Set problem:
Exclude any images and output the remaining records exactly.

Extracted data:
────────
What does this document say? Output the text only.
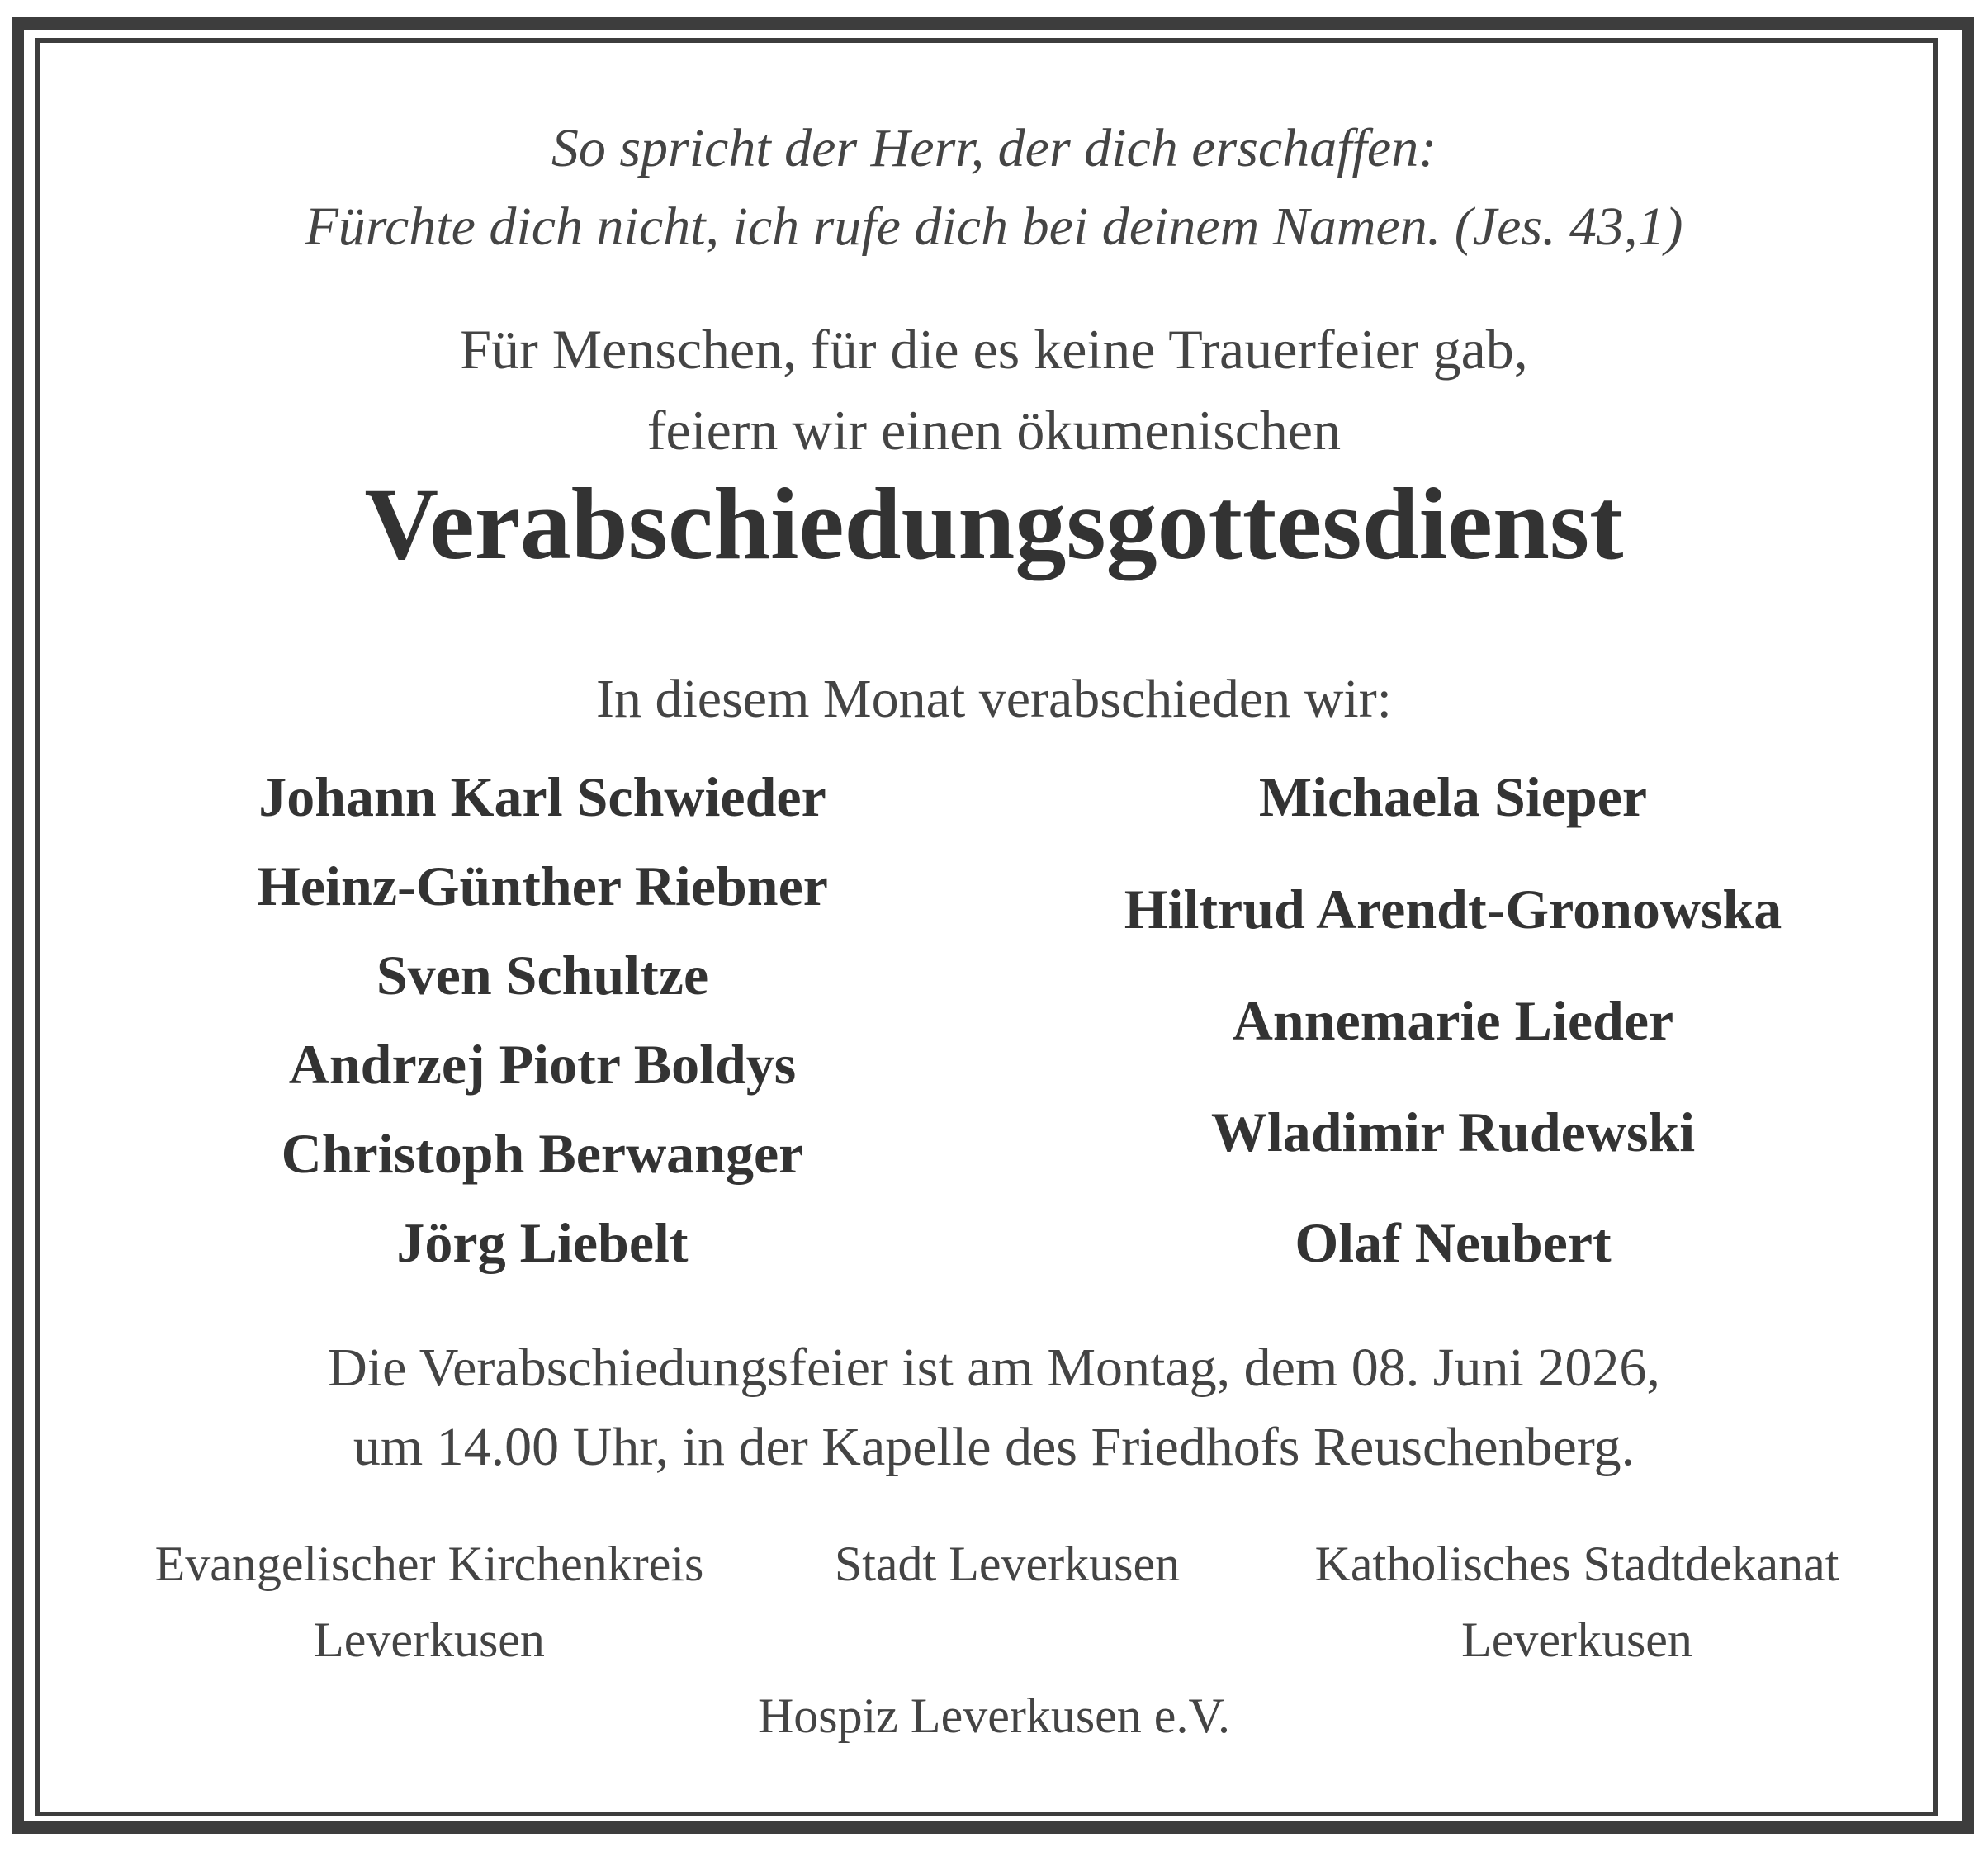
So spricht der Herr, der dich erschaffen:
Fürchte dich nicht, ich rufe dich bei deinem Namen. (Jes. 43,1)
Für Menschen, für die es keine Trauerfeier gab,
feiern wir einen ökumenischen
Verabschiedungsgottesdienst
In diesem Monat verabschieden wir:
Johann Karl Schwieder
Heinz-Günther Riebner
Sven Schultze
Andrzej Piotr Boldys
Christoph Berwanger
Jörg Liebelt
Michaela Sieper
Hiltrud Arendt-Gronowska
Annemarie Lieder
Wladimir Rudewski
Olaf Neubert
Die Verabschiedungsfeier ist am Montag, dem 08. Juni 2026,
um 14.00 Uhr, in der Kapelle des Friedhofs Reuschenberg.
Evangelischer Kirchenkreis
Leverkusen
Stadt Leverkusen	Katholisches Stadtdekanat
Leverkusen
Hospiz Leverkusen e.V.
────────
The completed task:
What does this document say? Output the text only.
So spricht der Herr, der dich erschaffen:
Fürchte dich nicht, ich rufe dich bei deinem Namen. (Jes. 43,1)
Für Menschen, für die es keine Trauerfeier gab,
feiern wir einen ökumenischen
Verabschiedungsgottesdienst
In diesem Monat verabschieden wir:
Johann Karl Schwieder
Heinz-Günther Riebner
Sven Schultze
Andrzej Piotr Boldys
Christoph Berwanger
Jörg Liebelt
Michaela Sieper
Hiltrud Arendt-Gronowska
Annemarie Lieder
Wladimir Rudewski
Olaf Neubert
Die Verabschiedungsfeier ist am Montag, dem 08. Juni 2026,
um 14.00 Uhr, in der Kapelle des Friedhofs Reuschenberg.
Evangelischer Kirchenkreis
Leverkusen
Stadt Leverkusen	Katholisches Stadtdekanat
Leverkusen
Hospiz Leverkusen e.V.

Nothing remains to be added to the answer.